• [EXERCISE REQUIREMENTS]: Take the material below and write it all out again exactly.

(A block of data)
^^^^

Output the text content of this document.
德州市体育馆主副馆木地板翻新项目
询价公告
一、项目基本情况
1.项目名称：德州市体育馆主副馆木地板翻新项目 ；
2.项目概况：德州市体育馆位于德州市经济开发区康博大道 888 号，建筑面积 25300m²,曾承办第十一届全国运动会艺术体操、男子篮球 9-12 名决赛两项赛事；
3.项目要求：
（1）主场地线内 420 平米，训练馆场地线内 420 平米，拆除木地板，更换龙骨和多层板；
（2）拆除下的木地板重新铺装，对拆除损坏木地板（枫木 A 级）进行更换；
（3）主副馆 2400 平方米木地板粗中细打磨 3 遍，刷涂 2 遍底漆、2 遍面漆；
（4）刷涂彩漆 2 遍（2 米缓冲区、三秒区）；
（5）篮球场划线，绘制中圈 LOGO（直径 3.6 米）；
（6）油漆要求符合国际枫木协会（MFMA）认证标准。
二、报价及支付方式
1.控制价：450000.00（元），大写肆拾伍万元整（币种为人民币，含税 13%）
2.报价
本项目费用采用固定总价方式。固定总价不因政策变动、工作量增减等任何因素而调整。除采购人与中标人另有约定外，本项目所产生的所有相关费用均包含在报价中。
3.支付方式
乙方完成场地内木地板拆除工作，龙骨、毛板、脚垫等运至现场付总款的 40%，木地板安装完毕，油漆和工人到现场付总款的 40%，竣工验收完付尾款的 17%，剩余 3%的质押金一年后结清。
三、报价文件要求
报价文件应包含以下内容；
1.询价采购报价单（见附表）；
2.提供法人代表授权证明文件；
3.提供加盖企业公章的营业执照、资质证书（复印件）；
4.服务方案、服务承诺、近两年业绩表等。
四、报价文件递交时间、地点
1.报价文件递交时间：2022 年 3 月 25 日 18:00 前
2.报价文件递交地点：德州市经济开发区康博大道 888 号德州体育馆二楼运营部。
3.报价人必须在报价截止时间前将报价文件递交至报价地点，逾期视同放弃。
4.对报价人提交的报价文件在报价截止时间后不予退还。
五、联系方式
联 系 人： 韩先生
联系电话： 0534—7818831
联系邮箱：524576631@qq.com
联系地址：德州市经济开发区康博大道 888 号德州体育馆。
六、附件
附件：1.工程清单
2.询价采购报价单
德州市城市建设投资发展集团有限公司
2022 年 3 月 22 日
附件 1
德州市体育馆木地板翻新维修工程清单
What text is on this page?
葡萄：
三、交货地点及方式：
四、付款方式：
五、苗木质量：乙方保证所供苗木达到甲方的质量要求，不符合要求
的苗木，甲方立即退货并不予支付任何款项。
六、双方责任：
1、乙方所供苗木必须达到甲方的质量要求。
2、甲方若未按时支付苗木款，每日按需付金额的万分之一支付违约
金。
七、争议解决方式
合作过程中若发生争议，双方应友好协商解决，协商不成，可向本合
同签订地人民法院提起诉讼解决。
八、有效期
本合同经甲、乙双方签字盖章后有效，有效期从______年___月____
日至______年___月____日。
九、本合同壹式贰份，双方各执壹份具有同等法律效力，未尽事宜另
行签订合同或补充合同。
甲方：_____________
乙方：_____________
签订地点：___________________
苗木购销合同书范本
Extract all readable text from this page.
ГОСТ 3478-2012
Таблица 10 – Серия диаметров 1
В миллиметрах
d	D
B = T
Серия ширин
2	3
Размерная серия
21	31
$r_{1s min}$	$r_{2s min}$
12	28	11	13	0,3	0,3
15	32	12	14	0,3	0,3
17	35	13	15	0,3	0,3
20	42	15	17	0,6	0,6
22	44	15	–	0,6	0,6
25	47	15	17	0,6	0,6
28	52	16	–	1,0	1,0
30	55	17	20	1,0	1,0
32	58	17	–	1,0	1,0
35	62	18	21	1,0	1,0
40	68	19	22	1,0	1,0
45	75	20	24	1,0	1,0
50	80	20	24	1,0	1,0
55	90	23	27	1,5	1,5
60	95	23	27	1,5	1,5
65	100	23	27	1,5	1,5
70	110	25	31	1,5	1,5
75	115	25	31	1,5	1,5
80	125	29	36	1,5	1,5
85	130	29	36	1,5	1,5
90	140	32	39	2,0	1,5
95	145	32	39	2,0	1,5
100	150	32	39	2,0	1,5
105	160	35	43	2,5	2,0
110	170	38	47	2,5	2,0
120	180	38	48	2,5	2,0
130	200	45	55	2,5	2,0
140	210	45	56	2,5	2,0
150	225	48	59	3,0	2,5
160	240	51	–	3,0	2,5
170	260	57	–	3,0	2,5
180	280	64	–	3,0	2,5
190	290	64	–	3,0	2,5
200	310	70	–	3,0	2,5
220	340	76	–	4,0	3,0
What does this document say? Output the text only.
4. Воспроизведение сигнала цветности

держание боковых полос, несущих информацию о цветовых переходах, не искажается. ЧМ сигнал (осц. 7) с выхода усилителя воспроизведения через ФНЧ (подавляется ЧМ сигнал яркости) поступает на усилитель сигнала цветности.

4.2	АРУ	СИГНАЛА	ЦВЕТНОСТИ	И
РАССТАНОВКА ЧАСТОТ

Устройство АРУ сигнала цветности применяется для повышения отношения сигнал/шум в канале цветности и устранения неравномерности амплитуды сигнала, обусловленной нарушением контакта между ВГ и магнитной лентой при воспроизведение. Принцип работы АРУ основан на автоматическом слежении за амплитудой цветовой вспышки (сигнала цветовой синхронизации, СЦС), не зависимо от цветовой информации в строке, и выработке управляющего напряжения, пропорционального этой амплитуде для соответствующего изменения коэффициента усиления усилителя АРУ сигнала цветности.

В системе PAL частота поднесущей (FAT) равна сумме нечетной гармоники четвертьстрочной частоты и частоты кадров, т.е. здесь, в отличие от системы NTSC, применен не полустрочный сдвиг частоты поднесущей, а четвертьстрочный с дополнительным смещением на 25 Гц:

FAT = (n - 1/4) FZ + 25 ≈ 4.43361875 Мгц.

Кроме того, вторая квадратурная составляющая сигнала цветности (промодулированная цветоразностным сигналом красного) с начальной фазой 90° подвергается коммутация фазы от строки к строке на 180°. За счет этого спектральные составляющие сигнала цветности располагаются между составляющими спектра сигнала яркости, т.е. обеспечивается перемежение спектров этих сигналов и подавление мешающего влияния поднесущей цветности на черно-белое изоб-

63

^^^^

• [TASK RESPONSE]:
Output the text content of this document.
德州市体育馆主副馆木地板翻新项目
询价公告
一、项目基本情况
1.项目名称：德州市体育馆主副馆木地板翻新项目 ；
2.项目概况：德州市体育馆位于德州市经济开发区康博大道 888 号，建筑面积 25300m²,曾承办第十一届全国运动会艺术体操、男子篮球 9-12 名决赛两项赛事；
3.项目要求：
（1）主场地线内 420 平米，训练馆场地线内 420 平米，拆除木地板，更换龙骨和多层板；
（2）拆除下的木地板重新铺装，对拆除损坏木地板（枫木 A 级）进行更换；
（3）主副馆 2400 平方米木地板粗中细打磨 3 遍，刷涂 2 遍底漆、2 遍面漆；
（4）刷涂彩漆 2 遍（2 米缓冲区、三秒区）；
（5）篮球场划线，绘制中圈 LOGO（直径 3.6 米）；
（6）油漆要求符合国际枫木协会（MFMA）认证标准。
二、报价及支付方式
1.控制价：450000.00（元），大写肆拾伍万元整（币种为人民币，含税 13%）
2.报价
本项目费用采用固定总价方式。固定总价不因政策变动、工作量增减等任何因素而调整。除采购人与中标人另有约定外，本项目所产生的所有相关费用均包含在报价中。
3.支付方式
乙方完成场地内木地板拆除工作，龙骨、毛板、脚垫等运至现场付总款的 40%，木地板安装完毕，油漆和工人到现场付总款的 40%，竣工验收完付尾款的 17%，剩余 3%的质押金一年后结清。
三、报价文件要求
报价文件应包含以下内容；
1.询价采购报价单（见附表）；
2.提供法人代表授权证明文件；
3.提供加盖企业公章的营业执照、资质证书（复印件）；
4.服务方案、服务承诺、近两年业绩表等。
四、报价文件递交时间、地点
1.报价文件递交时间：2022 年 3 月 25 日 18:00 前
2.报价文件递交地点：德州市经济开发区康博大道 888 号德州体育馆二楼运营部。
3.报价人必须在报价截止时间前将报价文件递交至报价地点，逾期视同放弃。
4.对报价人提交的报价文件在报价截止时间后不予退还。
五、联系方式
联 系 人： 韩先生
联系电话： 0534—7818831
联系邮箱：524576631@qq.com
联系地址：德州市经济开发区康博大道 888 号德州体育馆。
六、附件
附件：1.工程清单
2.询价采购报价单
德州市城市建设投资发展集团有限公司
2022 年 3 月 22 日
附件 1
德州市体育馆木地板翻新维修工程清单
What text is on this page?
葡萄：
三、交货地点及方式：
四、付款方式：
五、苗木质量：乙方保证所供苗木达到甲方的质量要求，不符合要求
的苗木，甲方立即退货并不予支付任何款项。
六、双方责任：
1、乙方所供苗木必须达到甲方的质量要求。
2、甲方若未按时支付苗木款，每日按需付金额的万分之一支付违约
金。
七、争议解决方式
合作过程中若发生争议，双方应友好协商解决，协商不成，可向本合
同签订地人民法院提起诉讼解决。
八、有效期
本合同经甲、乙双方签字盖章后有效，有效期从______年___月____
日至______年___月____日。
九、本合同壹式贰份，双方各执壹份具有同等法律效力，未尽事宜另
行签订合同或补充合同。
甲方：_____________
乙方：_____________
签订地点：___________________
苗木购销合同书范本
Extract all readable text from this page.
ГОСТ 3478-2012
Таблица 10 – Серия диаметров 1
В миллиметрах
d	D
B = T
Серия ширин
2	3
Размерная серия
21	31
$r_{1s min}$	$r_{2s min}$
12	28	11	13	0,3	0,3
15	32	12	14	0,3	0,3
17	35	13	15	0,3	0,3
20	42	15	17	0,6	0,6
22	44	15	–	0,6	0,6
25	47	15	17	0,6	0,6
28	52	16	–	1,0	1,0
30	55	17	20	1,0	1,0
32	58	17	–	1,0	1,0
35	62	18	21	1,0	1,0
40	68	19	22	1,0	1,0
45	75	20	24	1,0	1,0
50	80	20	24	1,0	1,0
55	90	23	27	1,5	1,5
60	95	23	27	1,5	1,5
65	100	23	27	1,5	1,5
70	110	25	31	1,5	1,5
75	115	25	31	1,5	1,5
80	125	29	36	1,5	1,5
85	130	29	36	1,5	1,5
90	140	32	39	2,0	1,5
95	145	32	39	2,0	1,5
100	150	32	39	2,0	1,5
105	160	35	43	2,5	2,0
110	170	38	47	2,5	2,0
120	180	38	48	2,5	2,0
130	200	45	55	2,5	2,0
140	210	45	56	2,5	2,0
150	225	48	59	3,0	2,5
160	240	51	–	3,0	2,5
170	260	57	–	3,0	2,5
180	280	64	–	3,0	2,5
190	290	64	–	3,0	2,5
200	310	70	–	3,0	2,5
220	340	76	–	4,0	3,0
What does this document say? Output the text only.
4. Воспроизведение сигнала цветности

держание боковых полос, несущих информацию о цветовых переходах, не искажается. ЧМ сигнал (осц. 7) с выхода усилителя воспроизведения через ФНЧ (подавляется ЧМ сигнал яркости) поступает на усилитель сигнала цветности.

4.2	АРУ	СИГНАЛА	ЦВЕТНОСТИ	И
РАССТАНОВКА ЧАСТОТ

Устройство АРУ сигнала цветности применяется для повышения отношения сигнал/шум в канале цветности и устранения неравномерности амплитуды сигнала, обусловленной нарушением контакта между ВГ и магнитной лентой при воспроизведение. Принцип работы АРУ основан на автоматическом слежении за амплитудой цветовой вспышки (сигнала цветовой синхронизации, СЦС), не зависимо от цветовой информации в строке, и выработке управляющего напряжения, пропорционального этой амплитуде для соответствующего изменения коэффициента усиления усилителя АРУ сигнала цветности.

В системе PAL частота поднесущей (FAT) равна сумме нечетной гармоники четвертьстрочной частоты и частоты кадров, т.е. здесь, в отличие от системы NTSC, применен не полустрочный сдвиг частоты поднесущей, а четвертьстрочный с дополнительным смещением на 25 Гц:

FAT = (n - 1/4) FZ + 25 ≈ 4.43361875 Мгц.

Кроме того, вторая квадратурная составляющая сигнала цветности (промодулированная цветоразностным сигналом красного) с начальной фазой 90° подвергается коммутация фазы от строки к строке на 180°. За счет этого спектральные составляющие сигнала цветности располагаются между составляющими спектра сигнала яркости, т.е. обеспечивается перемежение спектров этих сигналов и подавление мешающего влияния поднесущей цветности на черно-белое изоб-

63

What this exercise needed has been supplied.